*PROBLEM STATEMENT:*
Restate each entry word for word, leaving nothing out.

*DATA SHOWN:*

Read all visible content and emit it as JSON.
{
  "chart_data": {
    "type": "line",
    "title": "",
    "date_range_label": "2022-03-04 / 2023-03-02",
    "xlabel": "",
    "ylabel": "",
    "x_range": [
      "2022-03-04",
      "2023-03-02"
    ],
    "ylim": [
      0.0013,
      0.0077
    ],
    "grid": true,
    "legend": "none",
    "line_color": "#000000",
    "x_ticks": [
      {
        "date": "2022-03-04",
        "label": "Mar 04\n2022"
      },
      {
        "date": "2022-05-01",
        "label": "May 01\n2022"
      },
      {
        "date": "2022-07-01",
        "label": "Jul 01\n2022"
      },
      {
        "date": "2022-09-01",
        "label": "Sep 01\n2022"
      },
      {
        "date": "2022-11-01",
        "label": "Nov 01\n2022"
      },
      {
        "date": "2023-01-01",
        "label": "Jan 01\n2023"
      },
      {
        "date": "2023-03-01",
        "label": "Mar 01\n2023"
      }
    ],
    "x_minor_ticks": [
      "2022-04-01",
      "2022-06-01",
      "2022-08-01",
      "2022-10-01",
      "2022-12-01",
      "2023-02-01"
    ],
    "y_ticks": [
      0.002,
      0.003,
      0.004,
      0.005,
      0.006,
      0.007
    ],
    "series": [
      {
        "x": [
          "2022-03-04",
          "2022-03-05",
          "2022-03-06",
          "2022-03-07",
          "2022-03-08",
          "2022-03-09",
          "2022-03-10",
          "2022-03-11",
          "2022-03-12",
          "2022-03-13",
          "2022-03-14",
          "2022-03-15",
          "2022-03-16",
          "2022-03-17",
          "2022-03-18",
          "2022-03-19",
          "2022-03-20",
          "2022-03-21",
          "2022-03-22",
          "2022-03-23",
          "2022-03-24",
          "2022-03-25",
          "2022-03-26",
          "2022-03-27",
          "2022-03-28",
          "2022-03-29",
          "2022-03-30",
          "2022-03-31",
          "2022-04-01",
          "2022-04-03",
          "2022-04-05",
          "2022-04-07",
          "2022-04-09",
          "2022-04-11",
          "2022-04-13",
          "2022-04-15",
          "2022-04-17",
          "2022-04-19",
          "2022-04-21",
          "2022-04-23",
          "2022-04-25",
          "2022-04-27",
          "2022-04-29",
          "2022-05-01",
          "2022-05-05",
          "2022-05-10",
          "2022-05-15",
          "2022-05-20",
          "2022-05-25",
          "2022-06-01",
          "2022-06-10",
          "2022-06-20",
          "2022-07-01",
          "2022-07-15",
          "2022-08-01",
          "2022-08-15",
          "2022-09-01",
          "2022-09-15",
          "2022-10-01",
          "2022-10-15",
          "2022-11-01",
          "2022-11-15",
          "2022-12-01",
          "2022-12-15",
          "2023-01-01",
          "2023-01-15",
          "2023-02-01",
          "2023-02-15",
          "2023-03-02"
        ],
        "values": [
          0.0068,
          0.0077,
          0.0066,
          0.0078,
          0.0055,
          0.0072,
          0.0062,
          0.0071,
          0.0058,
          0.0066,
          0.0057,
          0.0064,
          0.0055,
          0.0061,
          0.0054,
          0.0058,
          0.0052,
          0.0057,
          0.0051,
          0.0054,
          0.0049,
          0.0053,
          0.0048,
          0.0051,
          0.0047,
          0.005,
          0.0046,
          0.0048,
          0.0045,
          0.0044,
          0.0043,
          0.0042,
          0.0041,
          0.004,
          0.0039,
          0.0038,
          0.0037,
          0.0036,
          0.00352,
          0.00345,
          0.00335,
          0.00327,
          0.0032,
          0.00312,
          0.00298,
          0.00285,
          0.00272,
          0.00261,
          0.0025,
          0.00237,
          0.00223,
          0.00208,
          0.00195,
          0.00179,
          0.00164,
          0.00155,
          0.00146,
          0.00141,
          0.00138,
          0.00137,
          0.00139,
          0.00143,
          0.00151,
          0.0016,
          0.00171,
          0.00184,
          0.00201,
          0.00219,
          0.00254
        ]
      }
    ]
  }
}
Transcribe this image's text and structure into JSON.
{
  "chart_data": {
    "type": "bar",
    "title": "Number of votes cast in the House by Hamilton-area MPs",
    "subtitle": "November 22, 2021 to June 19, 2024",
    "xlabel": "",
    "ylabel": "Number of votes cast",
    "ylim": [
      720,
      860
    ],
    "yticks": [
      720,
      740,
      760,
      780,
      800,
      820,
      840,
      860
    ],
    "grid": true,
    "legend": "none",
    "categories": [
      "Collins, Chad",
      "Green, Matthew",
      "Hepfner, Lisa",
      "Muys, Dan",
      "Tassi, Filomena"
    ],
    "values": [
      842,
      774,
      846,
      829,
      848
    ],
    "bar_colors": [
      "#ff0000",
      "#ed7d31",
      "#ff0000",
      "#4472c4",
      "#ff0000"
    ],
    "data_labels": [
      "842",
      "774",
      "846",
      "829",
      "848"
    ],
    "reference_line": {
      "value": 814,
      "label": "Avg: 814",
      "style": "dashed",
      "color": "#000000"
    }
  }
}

*FULL OUTPUT:*
Read all visible content and emit it as JSON.
{
  "chart_data": {
    "type": "line",
    "title": "",
    "date_range_label": "2022-03-04 / 2023-03-02",
    "xlabel": "",
    "ylabel": "",
    "x_range": [
      "2022-03-04",
      "2023-03-02"
    ],
    "ylim": [
      0.0013,
      0.0077
    ],
    "grid": true,
    "legend": "none",
    "line_color": "#000000",
    "x_ticks": [
      {
        "date": "2022-03-04",
        "label": "Mar 04\n2022"
      },
      {
        "date": "2022-05-01",
        "label": "May 01\n2022"
      },
      {
        "date": "2022-07-01",
        "label": "Jul 01\n2022"
      },
      {
        "date": "2022-09-01",
        "label": "Sep 01\n2022"
      },
      {
        "date": "2022-11-01",
        "label": "Nov 01\n2022"
      },
      {
        "date": "2023-01-01",
        "label": "Jan 01\n2023"
      },
      {
        "date": "2023-03-01",
        "label": "Mar 01\n2023"
      }
    ],
    "x_minor_ticks": [
      "2022-04-01",
      "2022-06-01",
      "2022-08-01",
      "2022-10-01",
      "2022-12-01",
      "2023-02-01"
    ],
    "y_ticks": [
      0.002,
      0.003,
      0.004,
      0.005,
      0.006,
      0.007
    ],
    "series": [
      {
        "x": [
          "2022-03-04",
          "2022-03-05",
          "2022-03-06",
          "2022-03-07",
          "2022-03-08",
          "2022-03-09",
          "2022-03-10",
          "2022-03-11",
          "2022-03-12",
          "2022-03-13",
          "2022-03-14",
          "2022-03-15",
          "2022-03-16",
          "2022-03-17",
          "2022-03-18",
          "2022-03-19",
          "2022-03-20",
          "2022-03-21",
          "2022-03-22",
          "2022-03-23",
          "2022-03-24",
          "2022-03-25",
          "2022-03-26",
          "2022-03-27",
          "2022-03-28",
          "2022-03-29",
          "2022-03-30",
          "2022-03-31",
          "2022-04-01",
          "2022-04-03",
          "2022-04-05",
          "2022-04-07",
          "2022-04-09",
          "2022-04-11",
          "2022-04-13",
          "2022-04-15",
          "2022-04-17",
          "2022-04-19",
          "2022-04-21",
          "2022-04-23",
          "2022-04-25",
          "2022-04-27",
          "2022-04-29",
          "2022-05-01",
          "2022-05-05",
          "2022-05-10",
          "2022-05-15",
          "2022-05-20",
          "2022-05-25",
          "2022-06-01",
          "2022-06-10",
          "2022-06-20",
          "2022-07-01",
          "2022-07-15",
          "2022-08-01",
          "2022-08-15",
          "2022-09-01",
          "2022-09-15",
          "2022-10-01",
          "2022-10-15",
          "2022-11-01",
          "2022-11-15",
          "2022-12-01",
          "2022-12-15",
          "2023-01-01",
          "2023-01-15",
          "2023-02-01",
          "2023-02-15",
          "2023-03-02"
        ],
        "values": [
          0.0068,
          0.0077,
          0.0066,
          0.0078,
          0.0055,
          0.0072,
          0.0062,
          0.0071,
          0.0058,
          0.0066,
          0.0057,
          0.0064,
          0.0055,
          0.0061,
          0.0054,
          0.0058,
          0.0052,
          0.0057,
          0.0051,
          0.0054,
          0.0049,
          0.0053,
          0.0048,
          0.0051,
          0.0047,
          0.005,
          0.0046,
          0.0048,
          0.0045,
          0.0044,
          0.0043,
          0.0042,
          0.0041,
          0.004,
          0.0039,
          0.0038,
          0.0037,
          0.0036,
          0.00352,
          0.00345,
          0.00335,
          0.00327,
          0.0032,
          0.00312,
          0.00298,
          0.00285,
          0.00272,
          0.00261,
          0.0025,
          0.00237,
          0.00223,
          0.00208,
          0.00195,
          0.00179,
          0.00164,
          0.00155,
          0.00146,
          0.00141,
          0.00138,
          0.00137,
          0.00139,
          0.00143,
          0.00151,
          0.0016,
          0.00171,
          0.00184,
          0.00201,
          0.00219,
          0.00254
        ]
      }
    ]
  }
}
Transcribe this image's text and structure into JSON.
{
  "chart_data": {
    "type": "bar",
    "title": "Number of votes cast in the House by Hamilton-area MPs",
    "subtitle": "November 22, 2021 to June 19, 2024",
    "xlabel": "",
    "ylabel": "Number of votes cast",
    "ylim": [
      720,
      860
    ],
    "yticks": [
      720,
      740,
      760,
      780,
      800,
      820,
      840,
      860
    ],
    "grid": true,
    "legend": "none",
    "categories": [
      "Collins, Chad",
      "Green, Matthew",
      "Hepfner, Lisa",
      "Muys, Dan",
      "Tassi, Filomena"
    ],
    "values": [
      842,
      774,
      846,
      829,
      848
    ],
    "bar_colors": [
      "#ff0000",
      "#ed7d31",
      "#ff0000",
      "#4472c4",
      "#ff0000"
    ],
    "data_labels": [
      "842",
      "774",
      "846",
      "829",
      "848"
    ],
    "reference_line": {
      "value": 814,
      "label": "Avg: 814",
      "style": "dashed",
      "color": "#000000"
    }
  }
}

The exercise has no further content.